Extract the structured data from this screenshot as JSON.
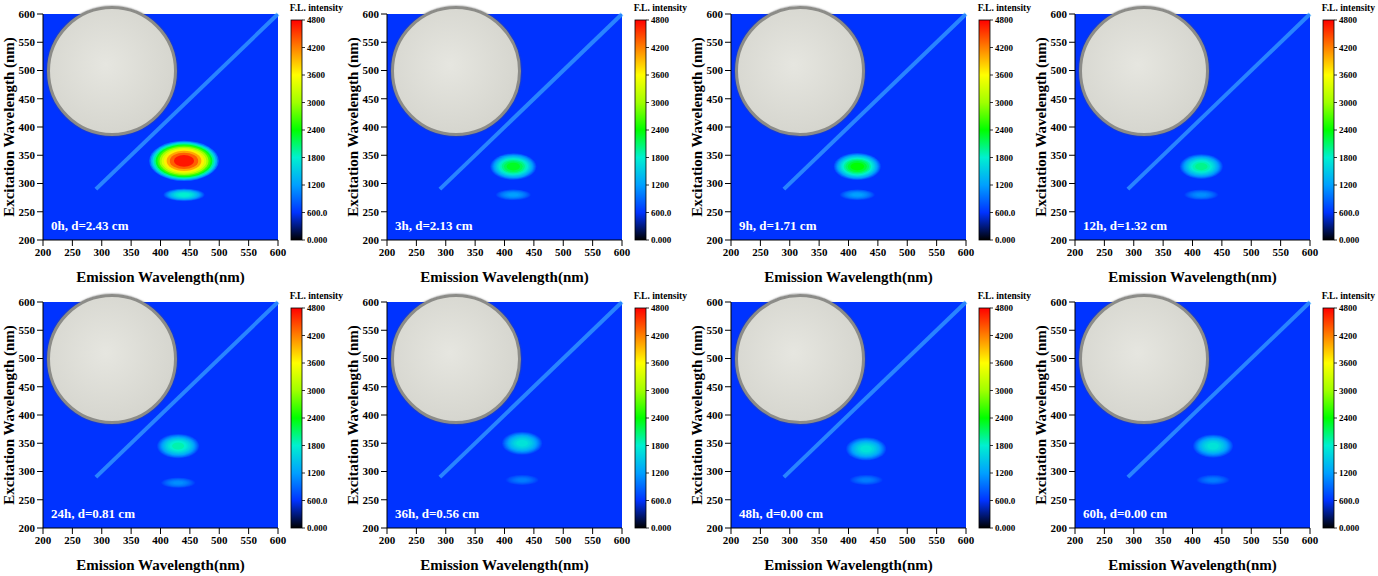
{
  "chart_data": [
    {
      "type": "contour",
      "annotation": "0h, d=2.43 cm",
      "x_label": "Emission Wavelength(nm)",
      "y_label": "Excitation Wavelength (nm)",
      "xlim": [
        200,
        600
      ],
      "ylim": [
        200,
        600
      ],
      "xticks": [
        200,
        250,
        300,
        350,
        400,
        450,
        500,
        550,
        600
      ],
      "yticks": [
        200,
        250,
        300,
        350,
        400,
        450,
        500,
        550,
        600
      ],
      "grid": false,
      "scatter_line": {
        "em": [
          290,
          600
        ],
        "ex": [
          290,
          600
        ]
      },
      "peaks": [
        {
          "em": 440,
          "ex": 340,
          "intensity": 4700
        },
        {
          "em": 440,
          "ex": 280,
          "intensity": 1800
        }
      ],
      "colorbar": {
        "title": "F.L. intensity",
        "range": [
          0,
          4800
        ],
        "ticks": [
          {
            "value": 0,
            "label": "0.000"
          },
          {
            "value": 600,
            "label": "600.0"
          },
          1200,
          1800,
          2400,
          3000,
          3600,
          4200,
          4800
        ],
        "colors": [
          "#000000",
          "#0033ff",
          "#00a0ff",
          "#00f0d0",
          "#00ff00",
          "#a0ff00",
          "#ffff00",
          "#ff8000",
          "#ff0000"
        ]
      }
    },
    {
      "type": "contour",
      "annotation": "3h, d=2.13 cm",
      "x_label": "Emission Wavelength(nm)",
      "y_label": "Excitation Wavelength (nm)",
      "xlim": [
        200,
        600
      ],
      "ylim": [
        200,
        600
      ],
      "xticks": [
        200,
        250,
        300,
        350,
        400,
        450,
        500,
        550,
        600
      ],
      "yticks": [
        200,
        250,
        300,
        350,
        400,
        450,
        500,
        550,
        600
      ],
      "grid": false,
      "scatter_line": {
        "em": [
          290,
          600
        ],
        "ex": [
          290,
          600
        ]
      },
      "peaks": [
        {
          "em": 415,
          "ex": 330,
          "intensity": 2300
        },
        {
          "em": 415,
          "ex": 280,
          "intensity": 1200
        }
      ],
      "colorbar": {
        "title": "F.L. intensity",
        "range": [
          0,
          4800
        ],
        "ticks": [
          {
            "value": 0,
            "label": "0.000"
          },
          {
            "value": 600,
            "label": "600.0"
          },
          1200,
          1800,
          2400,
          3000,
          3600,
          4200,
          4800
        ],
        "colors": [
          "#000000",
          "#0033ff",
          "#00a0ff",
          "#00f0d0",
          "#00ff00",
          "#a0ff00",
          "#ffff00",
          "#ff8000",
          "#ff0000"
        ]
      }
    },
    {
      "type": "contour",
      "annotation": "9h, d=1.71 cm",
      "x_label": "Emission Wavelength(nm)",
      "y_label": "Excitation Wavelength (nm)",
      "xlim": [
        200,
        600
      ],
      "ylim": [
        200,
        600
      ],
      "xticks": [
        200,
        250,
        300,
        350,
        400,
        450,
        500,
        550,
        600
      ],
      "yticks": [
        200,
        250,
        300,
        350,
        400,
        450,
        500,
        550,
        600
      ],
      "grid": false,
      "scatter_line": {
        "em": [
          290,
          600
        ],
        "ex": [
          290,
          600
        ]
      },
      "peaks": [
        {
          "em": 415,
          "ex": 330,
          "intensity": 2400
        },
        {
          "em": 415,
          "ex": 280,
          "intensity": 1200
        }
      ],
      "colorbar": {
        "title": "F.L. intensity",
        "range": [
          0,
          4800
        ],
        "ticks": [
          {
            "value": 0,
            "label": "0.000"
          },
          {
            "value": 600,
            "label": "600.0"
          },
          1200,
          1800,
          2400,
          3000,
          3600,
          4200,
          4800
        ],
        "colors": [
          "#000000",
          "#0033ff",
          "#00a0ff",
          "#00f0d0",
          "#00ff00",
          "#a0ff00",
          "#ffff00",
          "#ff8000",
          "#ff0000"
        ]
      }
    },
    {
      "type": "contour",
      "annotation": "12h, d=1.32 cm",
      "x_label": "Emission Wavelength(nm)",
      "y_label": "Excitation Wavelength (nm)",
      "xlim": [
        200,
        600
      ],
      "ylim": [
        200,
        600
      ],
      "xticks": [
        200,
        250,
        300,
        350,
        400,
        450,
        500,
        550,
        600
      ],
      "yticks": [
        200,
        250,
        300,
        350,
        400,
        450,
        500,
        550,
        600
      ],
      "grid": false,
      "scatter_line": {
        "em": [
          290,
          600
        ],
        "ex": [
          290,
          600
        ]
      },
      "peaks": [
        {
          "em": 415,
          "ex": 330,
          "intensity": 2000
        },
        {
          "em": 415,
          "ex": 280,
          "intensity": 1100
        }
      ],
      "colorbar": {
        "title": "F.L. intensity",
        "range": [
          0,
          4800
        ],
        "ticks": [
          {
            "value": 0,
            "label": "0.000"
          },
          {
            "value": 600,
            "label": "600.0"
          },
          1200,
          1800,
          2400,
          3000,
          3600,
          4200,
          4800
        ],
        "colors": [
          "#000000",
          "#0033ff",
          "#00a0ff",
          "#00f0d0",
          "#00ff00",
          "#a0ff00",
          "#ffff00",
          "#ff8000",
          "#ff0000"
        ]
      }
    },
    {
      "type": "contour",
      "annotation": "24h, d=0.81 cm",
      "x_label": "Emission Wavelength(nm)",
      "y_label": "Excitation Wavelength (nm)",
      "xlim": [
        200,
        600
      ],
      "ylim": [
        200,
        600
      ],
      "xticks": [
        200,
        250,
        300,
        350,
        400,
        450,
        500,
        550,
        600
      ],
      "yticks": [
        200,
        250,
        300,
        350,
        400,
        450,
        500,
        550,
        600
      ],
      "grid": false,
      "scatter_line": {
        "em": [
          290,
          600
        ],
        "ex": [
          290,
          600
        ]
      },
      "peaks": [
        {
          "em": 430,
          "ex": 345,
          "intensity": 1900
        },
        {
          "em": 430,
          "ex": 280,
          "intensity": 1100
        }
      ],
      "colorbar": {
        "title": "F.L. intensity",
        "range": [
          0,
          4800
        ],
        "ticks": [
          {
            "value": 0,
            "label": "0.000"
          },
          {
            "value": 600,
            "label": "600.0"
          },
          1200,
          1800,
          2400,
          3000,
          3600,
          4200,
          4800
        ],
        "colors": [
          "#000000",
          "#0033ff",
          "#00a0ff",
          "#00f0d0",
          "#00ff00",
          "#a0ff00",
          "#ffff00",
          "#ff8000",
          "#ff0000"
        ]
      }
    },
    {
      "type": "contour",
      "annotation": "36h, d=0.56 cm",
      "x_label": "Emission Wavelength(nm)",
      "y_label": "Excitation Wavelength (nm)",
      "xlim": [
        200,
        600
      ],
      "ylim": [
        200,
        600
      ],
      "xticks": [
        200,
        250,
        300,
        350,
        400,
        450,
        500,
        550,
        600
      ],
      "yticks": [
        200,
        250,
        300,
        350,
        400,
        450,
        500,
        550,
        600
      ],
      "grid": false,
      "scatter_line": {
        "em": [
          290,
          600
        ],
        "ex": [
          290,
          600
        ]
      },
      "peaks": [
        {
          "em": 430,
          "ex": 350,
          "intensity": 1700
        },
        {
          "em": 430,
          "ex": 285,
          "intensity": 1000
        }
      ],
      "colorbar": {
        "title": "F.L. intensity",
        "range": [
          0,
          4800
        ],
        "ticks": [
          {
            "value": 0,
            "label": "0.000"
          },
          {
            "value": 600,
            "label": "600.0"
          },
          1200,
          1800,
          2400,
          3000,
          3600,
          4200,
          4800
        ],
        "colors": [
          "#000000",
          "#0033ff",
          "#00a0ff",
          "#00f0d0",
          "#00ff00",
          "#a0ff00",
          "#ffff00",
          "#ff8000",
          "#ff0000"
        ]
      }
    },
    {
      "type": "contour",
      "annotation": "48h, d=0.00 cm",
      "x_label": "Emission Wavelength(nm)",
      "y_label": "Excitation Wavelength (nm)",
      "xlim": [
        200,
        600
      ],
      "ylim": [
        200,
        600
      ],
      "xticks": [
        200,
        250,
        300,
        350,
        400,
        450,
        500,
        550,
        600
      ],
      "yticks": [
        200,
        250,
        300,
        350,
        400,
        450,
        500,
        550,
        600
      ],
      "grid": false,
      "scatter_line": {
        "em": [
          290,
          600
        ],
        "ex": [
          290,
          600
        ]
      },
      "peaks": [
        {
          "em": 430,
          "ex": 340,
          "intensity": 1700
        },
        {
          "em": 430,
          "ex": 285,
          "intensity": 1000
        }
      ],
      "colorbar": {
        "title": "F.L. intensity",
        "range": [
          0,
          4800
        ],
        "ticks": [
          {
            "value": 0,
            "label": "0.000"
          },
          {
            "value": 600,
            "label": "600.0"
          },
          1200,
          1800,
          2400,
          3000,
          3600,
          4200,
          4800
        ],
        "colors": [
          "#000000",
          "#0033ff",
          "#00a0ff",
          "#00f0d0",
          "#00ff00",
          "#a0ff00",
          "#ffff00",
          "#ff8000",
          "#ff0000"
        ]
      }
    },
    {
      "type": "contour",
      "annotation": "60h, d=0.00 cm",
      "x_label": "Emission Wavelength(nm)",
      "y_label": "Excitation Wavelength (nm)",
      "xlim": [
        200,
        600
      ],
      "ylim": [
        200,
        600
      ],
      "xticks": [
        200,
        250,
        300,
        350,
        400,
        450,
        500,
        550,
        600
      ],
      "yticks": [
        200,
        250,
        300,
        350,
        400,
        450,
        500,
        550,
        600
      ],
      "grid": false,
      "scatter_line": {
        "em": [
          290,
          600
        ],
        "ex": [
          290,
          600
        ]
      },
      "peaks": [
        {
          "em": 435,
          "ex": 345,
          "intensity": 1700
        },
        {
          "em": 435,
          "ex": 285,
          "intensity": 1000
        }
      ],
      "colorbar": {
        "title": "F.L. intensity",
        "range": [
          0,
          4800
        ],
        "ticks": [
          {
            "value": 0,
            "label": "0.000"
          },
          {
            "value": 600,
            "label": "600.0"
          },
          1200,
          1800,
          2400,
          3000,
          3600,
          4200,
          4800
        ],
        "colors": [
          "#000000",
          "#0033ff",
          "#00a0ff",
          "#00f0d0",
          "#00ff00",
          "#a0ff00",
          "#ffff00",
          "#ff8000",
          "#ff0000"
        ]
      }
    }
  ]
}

***

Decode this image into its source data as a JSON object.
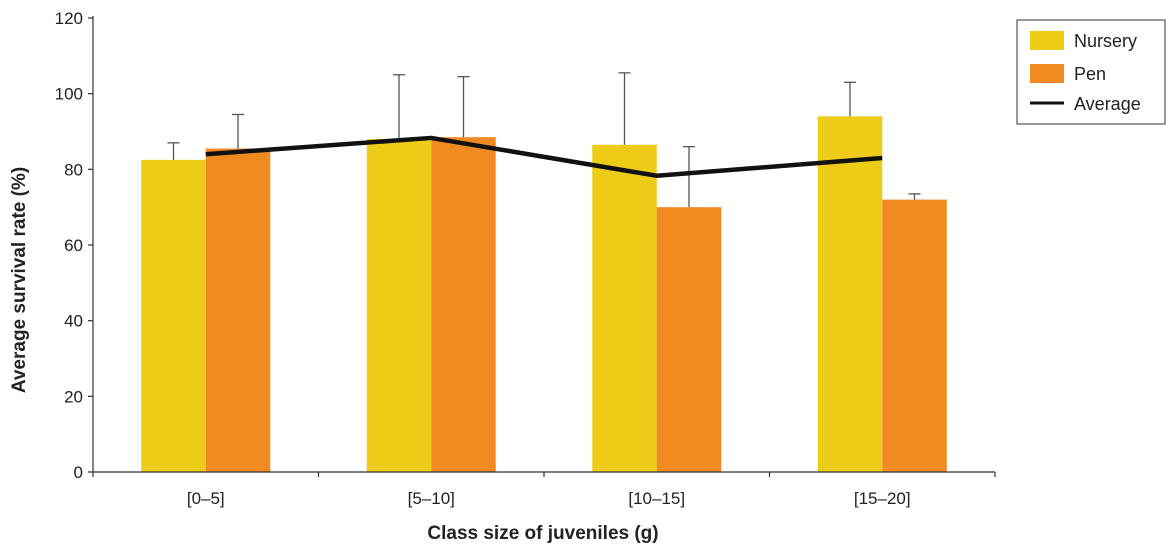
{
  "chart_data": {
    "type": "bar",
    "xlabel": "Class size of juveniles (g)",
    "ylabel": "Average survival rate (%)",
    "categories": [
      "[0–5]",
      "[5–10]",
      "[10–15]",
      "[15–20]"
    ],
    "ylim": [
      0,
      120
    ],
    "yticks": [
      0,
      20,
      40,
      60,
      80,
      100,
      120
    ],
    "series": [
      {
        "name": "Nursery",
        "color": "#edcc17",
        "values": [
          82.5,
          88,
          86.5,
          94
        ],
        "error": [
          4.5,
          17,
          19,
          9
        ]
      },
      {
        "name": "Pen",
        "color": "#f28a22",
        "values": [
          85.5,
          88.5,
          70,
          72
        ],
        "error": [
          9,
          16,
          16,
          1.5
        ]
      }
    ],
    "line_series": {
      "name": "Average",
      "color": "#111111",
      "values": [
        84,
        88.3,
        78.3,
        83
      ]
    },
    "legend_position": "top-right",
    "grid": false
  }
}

***

Task description: Report the number of lines above that contain the word "this", and only that number.

Task solution: 2